Data to use
....
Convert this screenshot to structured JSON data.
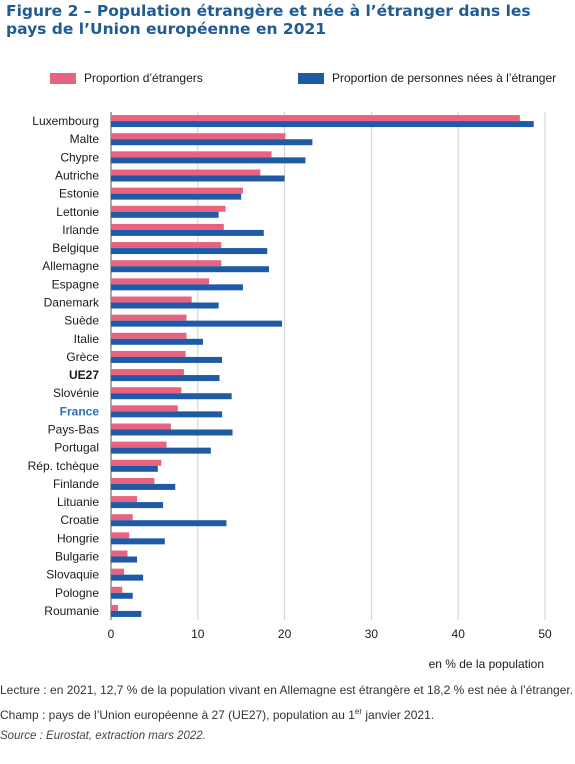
{
  "title": "Figure 2 – Population étrangère et née à l’étranger dans les pays de l’Union européenne en 2021",
  "legend": {
    "etrangers": "Proportion d’étrangers",
    "nes": "Proportion de personnes nées à l’étranger"
  },
  "colors": {
    "etrangers": "#e8637f",
    "nes": "#1f5aa6",
    "france_label": "#2f6fb5",
    "title": "#1f5b94"
  },
  "unit_label": "en % de la population",
  "notes": {
    "lecture": "Lecture : en 2021, 12,7 % de la population vivant en Allemagne est étrangère et 18,2 % est née à l’étranger.",
    "champ_before": "Champ : pays de l’Union européenne à 27 (UE27), population au 1",
    "champ_sup": "er",
    "champ_after": " janvier 2021.",
    "source": "Source : Eurostat, extraction mars 2022."
  },
  "chart_data": {
    "type": "bar",
    "orientation": "horizontal",
    "xlabel": "en % de la population",
    "xlim": [
      0,
      50
    ],
    "xticks": [
      0,
      10,
      20,
      30,
      40,
      50
    ],
    "grid": true,
    "legend_position": "top",
    "categories": [
      "Luxembourg",
      "Malte",
      "Chypre",
      "Autriche",
      "Estonie",
      "Lettonie",
      "Irlande",
      "Belgique",
      "Allemagne",
      "Espagne",
      "Danemark",
      "Suède",
      "Italie",
      "Grèce",
      "UE27",
      "Slovénie",
      "France",
      "Pays-Bas",
      "Portugal",
      "Rép. tchèque",
      "Finlande",
      "Lituanie",
      "Croatie",
      "Hongrie",
      "Bulgarie",
      "Slovaquie",
      "Pologne",
      "Roumanie"
    ],
    "highlight": {
      "bold": [
        "UE27",
        "France"
      ],
      "colored": [
        "France"
      ]
    },
    "series": [
      {
        "name": "Proportion d’étrangers",
        "color": "#e8637f",
        "values": [
          47.1,
          20.1,
          18.5,
          17.2,
          15.2,
          13.2,
          13.0,
          12.7,
          12.7,
          11.3,
          9.3,
          8.7,
          8.7,
          8.6,
          8.4,
          8.1,
          7.7,
          6.9,
          6.4,
          5.8,
          5.0,
          3.0,
          2.5,
          2.1,
          1.9,
          1.5,
          1.3,
          0.8
        ]
      },
      {
        "name": "Proportion de personnes nées à l’étranger",
        "color": "#1f5aa6",
        "values": [
          48.7,
          23.2,
          22.4,
          20.0,
          15.0,
          12.4,
          17.6,
          18.0,
          18.2,
          15.2,
          12.4,
          19.7,
          10.6,
          12.8,
          12.5,
          13.9,
          12.8,
          14.0,
          11.5,
          5.4,
          7.4,
          6.0,
          13.3,
          6.2,
          3.0,
          3.7,
          2.5,
          3.5
        ]
      }
    ]
  }
}
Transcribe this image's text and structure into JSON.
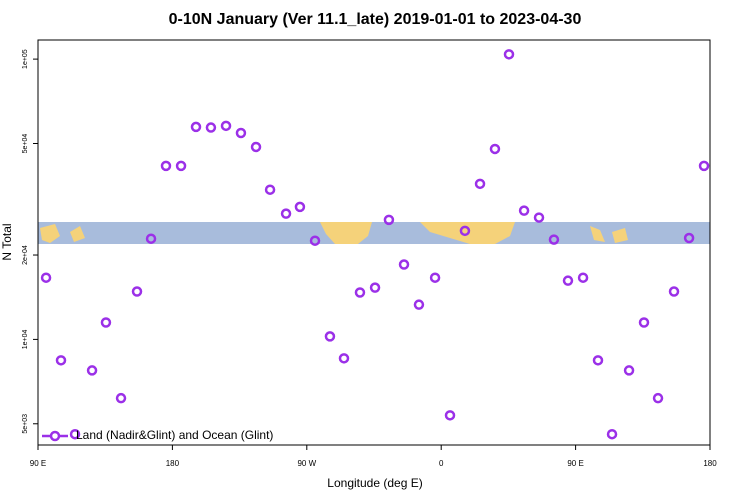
{
  "chart_data": {
    "type": "scatter",
    "title": "0-10N January (Ver 11.1_late)   2019-01-01 to 2023-04-30",
    "x_label": "Longitude (deg E)",
    "y_label": "N Total",
    "log_y": true,
    "grid": false,
    "legend_position": "lower left",
    "xlim": [
      90,
      540
    ],
    "xticks": [
      {
        "value": 90,
        "label": "90 E"
      },
      {
        "value": 180,
        "label": "180"
      },
      {
        "value": 270,
        "label": "90 W"
      },
      {
        "value": 360,
        "label": "0"
      },
      {
        "value": 450,
        "label": "90 E"
      },
      {
        "value": 540,
        "label": "180"
      }
    ],
    "ylim": [
      4200,
      117000
    ],
    "yticks": [
      {
        "value": 5000,
        "label": "5e+03"
      },
      {
        "value": 10000,
        "label": "1e+04"
      },
      {
        "value": 20000,
        "label": "2e+04"
      },
      {
        "value": 50000,
        "label": "5e+04"
      },
      {
        "value": 100000,
        "label": "1e+05"
      }
    ],
    "series": [
      {
        "name": "Land (Nadir&Glint) and Ocean (Glint)",
        "color": "#9b30e8",
        "x": [
          95.4,
          105.4,
          114.8,
          126.2,
          135.5,
          145.6,
          156.3,
          165.7,
          175.7,
          185.8,
          195.8,
          205.8,
          215.9,
          225.9,
          236.0,
          245.4,
          256.1,
          265.4,
          275.5,
          285.5,
          294.9,
          305.6,
          315.7,
          325.0,
          335.1,
          345.1,
          355.9,
          365.9,
          375.9,
          386.0,
          396.0,
          405.4,
          415.5,
          425.5,
          435.5,
          444.9,
          455.0,
          465.0,
          474.4,
          485.8,
          495.8,
          505.2,
          515.9,
          526.0,
          536.0
        ],
        "values": [
          16600,
          8420,
          4590,
          7750,
          11490,
          6170,
          14820,
          22870,
          41600,
          41600,
          57300,
          57000,
          57800,
          54500,
          48600,
          34200,
          28100,
          29700,
          22500,
          10250,
          8560,
          14700,
          15300,
          26700,
          18500,
          13300,
          16600,
          5360,
          24400,
          35900,
          47800,
          104000,
          28800,
          27200,
          22700,
          16200,
          16600,
          8420,
          4590,
          7750,
          11490,
          6170,
          14820,
          23000,
          41600
        ]
      }
    ]
  }
}
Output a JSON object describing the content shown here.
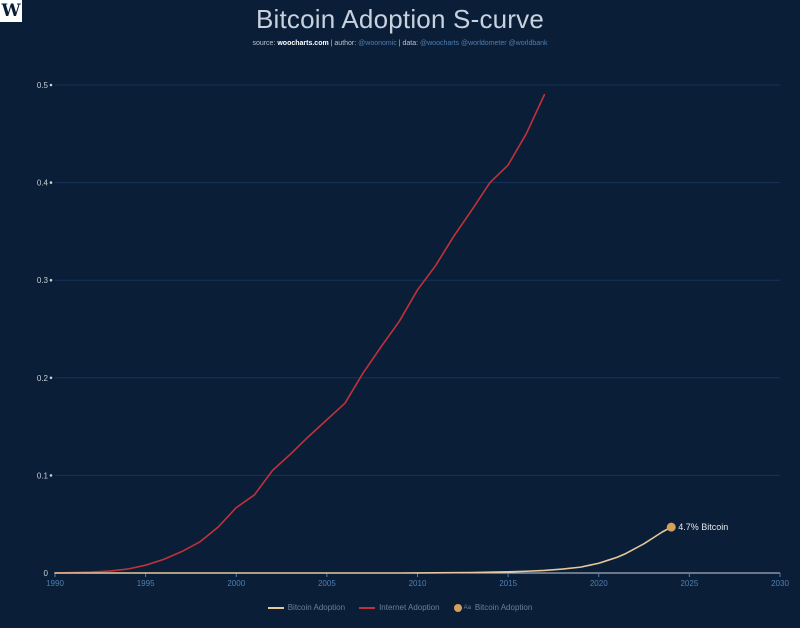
{
  "logo": {
    "text": "W"
  },
  "header": {
    "title": "Bitcoin Adoption S-curve",
    "source_prefix": "source: ",
    "source_site": "woocharts.com",
    "author_prefix": " | author: ",
    "author": "@woonomic",
    "data_prefix": " | data: ",
    "data_sources": "@woocharts @worldometer @worldbank"
  },
  "colors": {
    "background": "#0a1e37",
    "bitcoin": "#e6c89a",
    "internet": "#c0323a",
    "marker": "#d4a05a",
    "gridline": "#16335a"
  },
  "chart_data": {
    "type": "line",
    "title": "Bitcoin Adoption S-curve",
    "xlabel": "",
    "ylabel": "",
    "xlim": [
      1990,
      2030
    ],
    "ylim": [
      0,
      0.5
    ],
    "x_ticks": [
      1990,
      1995,
      2000,
      2005,
      2010,
      2015,
      2020,
      2025,
      2030
    ],
    "x_tick_labels": [
      "1990",
      "1995",
      "2000",
      "2005",
      "2010",
      "2015",
      "2020",
      "2025",
      "2030"
    ],
    "y_ticks": [
      0,
      0.1,
      0.2,
      0.3,
      0.4,
      0.5
    ],
    "y_tick_labels": [
      "0",
      "0.1",
      "0.2",
      "0.3",
      "0.4",
      "0.5"
    ],
    "grid": true,
    "legend_position": "bottom",
    "series": [
      {
        "name": "Bitcoin Adoption",
        "color": "#e6c89a",
        "x": [
          1990,
          2009,
          2010,
          2011,
          2012,
          2013,
          2014,
          2015,
          2016,
          2017,
          2018,
          2019,
          2019.5,
          2020,
          2020.5,
          2021,
          2021.5,
          2022,
          2022.5,
          2023,
          2023.5,
          2024
        ],
        "y": [
          0,
          0,
          0.0001,
          0.0002,
          0.0003,
          0.0005,
          0.0008,
          0.0012,
          0.0018,
          0.0026,
          0.004,
          0.006,
          0.008,
          0.01,
          0.013,
          0.016,
          0.02,
          0.025,
          0.03,
          0.036,
          0.042,
          0.047
        ]
      },
      {
        "name": "Internet Adoption",
        "color": "#c0323a",
        "x": [
          1990,
          1991,
          1992,
          1993,
          1994,
          1995,
          1996,
          1997,
          1998,
          1999,
          2000,
          2001,
          2002,
          2003,
          2004,
          2005,
          2006,
          2007,
          2008,
          2009,
          2010,
          2011,
          2012,
          2013,
          2014,
          2015,
          2016,
          2017
        ],
        "y": [
          0,
          0.0005,
          0.001,
          0.002,
          0.004,
          0.008,
          0.014,
          0.022,
          0.032,
          0.047,
          0.067,
          0.08,
          0.105,
          0.122,
          0.14,
          0.157,
          0.174,
          0.205,
          0.232,
          0.258,
          0.29,
          0.315,
          0.345,
          0.372,
          0.4,
          0.418,
          0.45,
          0.49
        ]
      }
    ],
    "end_marker": {
      "series": "Bitcoin Adoption",
      "x": 2024,
      "y": 0.047,
      "label": "4.7% Bitcoin"
    }
  },
  "legend": [
    {
      "label": "Bitcoin Adoption",
      "kind": "line",
      "color": "#e6c89a"
    },
    {
      "label": "Internet Adoption",
      "kind": "line",
      "color": "#c0323a"
    },
    {
      "label": "Bitcoin Adoption",
      "kind": "marker",
      "color": "#d4a05a",
      "badge": "Aa"
    }
  ]
}
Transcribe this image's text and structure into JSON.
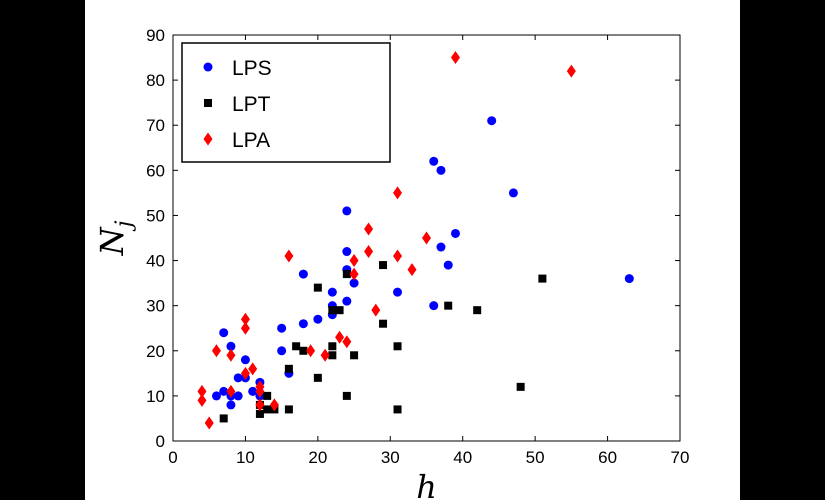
{
  "chart_data": {
    "type": "scatter",
    "title": "",
    "xlabel": "h",
    "ylabel": "N",
    "ylabel_subscript": "j",
    "xlim": [
      0,
      70
    ],
    "ylim": [
      0,
      90
    ],
    "xticks": [
      0,
      10,
      20,
      30,
      40,
      50,
      60,
      70
    ],
    "yticks": [
      0,
      10,
      20,
      30,
      40,
      50,
      60,
      70,
      80,
      90
    ],
    "grid": false,
    "legend_position": "top-left",
    "series": [
      {
        "name": "LPS",
        "color": "#0000ff",
        "marker": "circle",
        "points": [
          [
            6,
            10
          ],
          [
            7,
            11
          ],
          [
            7,
            24
          ],
          [
            8,
            8
          ],
          [
            8,
            10
          ],
          [
            8,
            21
          ],
          [
            9,
            10
          ],
          [
            9,
            14
          ],
          [
            10,
            14
          ],
          [
            10,
            18
          ],
          [
            11,
            11
          ],
          [
            12,
            10
          ],
          [
            12,
            13
          ],
          [
            15,
            20
          ],
          [
            15,
            25
          ],
          [
            16,
            15
          ],
          [
            18,
            26
          ],
          [
            18,
            37
          ],
          [
            20,
            27
          ],
          [
            22,
            28
          ],
          [
            22,
            30
          ],
          [
            22,
            33
          ],
          [
            24,
            31
          ],
          [
            24,
            38
          ],
          [
            24,
            42
          ],
          [
            24,
            51
          ],
          [
            25,
            35
          ],
          [
            31,
            33
          ],
          [
            36,
            30
          ],
          [
            36,
            62
          ],
          [
            37,
            43
          ],
          [
            37,
            60
          ],
          [
            38,
            39
          ],
          [
            39,
            46
          ],
          [
            44,
            71
          ],
          [
            47,
            55
          ],
          [
            63,
            36
          ]
        ]
      },
      {
        "name": "LPT",
        "color": "#000000",
        "marker": "square",
        "points": [
          [
            7,
            5
          ],
          [
            12,
            6
          ],
          [
            12,
            8
          ],
          [
            13,
            10
          ],
          [
            13,
            7
          ],
          [
            14,
            7
          ],
          [
            16,
            7
          ],
          [
            16,
            16
          ],
          [
            17,
            21
          ],
          [
            18,
            20
          ],
          [
            20,
            14
          ],
          [
            20,
            34
          ],
          [
            22,
            19
          ],
          [
            22,
            21
          ],
          [
            22,
            29
          ],
          [
            23,
            29
          ],
          [
            24,
            10
          ],
          [
            24,
            37
          ],
          [
            25,
            19
          ],
          [
            29,
            26
          ],
          [
            29,
            39
          ],
          [
            31,
            7
          ],
          [
            31,
            21
          ],
          [
            38,
            30
          ],
          [
            42,
            29
          ],
          [
            48,
            12
          ],
          [
            51,
            36
          ]
        ]
      },
      {
        "name": "LPA",
        "color": "#ff0000",
        "marker": "diamond",
        "points": [
          [
            4,
            9
          ],
          [
            4,
            11
          ],
          [
            5,
            4
          ],
          [
            6,
            20
          ],
          [
            8,
            11
          ],
          [
            8,
            19
          ],
          [
            10,
            15
          ],
          [
            10,
            25
          ],
          [
            10,
            27
          ],
          [
            11,
            16
          ],
          [
            12,
            8
          ],
          [
            12,
            11
          ],
          [
            12,
            12
          ],
          [
            14,
            8
          ],
          [
            16,
            41
          ],
          [
            19,
            20
          ],
          [
            21,
            19
          ],
          [
            23,
            23
          ],
          [
            24,
            22
          ],
          [
            25,
            37
          ],
          [
            25,
            40
          ],
          [
            27,
            42
          ],
          [
            27,
            47
          ],
          [
            28,
            29
          ],
          [
            31,
            41
          ],
          [
            31,
            55
          ],
          [
            33,
            38
          ],
          [
            35,
            45
          ],
          [
            39,
            85
          ],
          [
            55,
            82
          ]
        ]
      }
    ]
  }
}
....
Short problem
Count how many lines include the string "type". Nothing but the number is needed.

Result of this exercise
4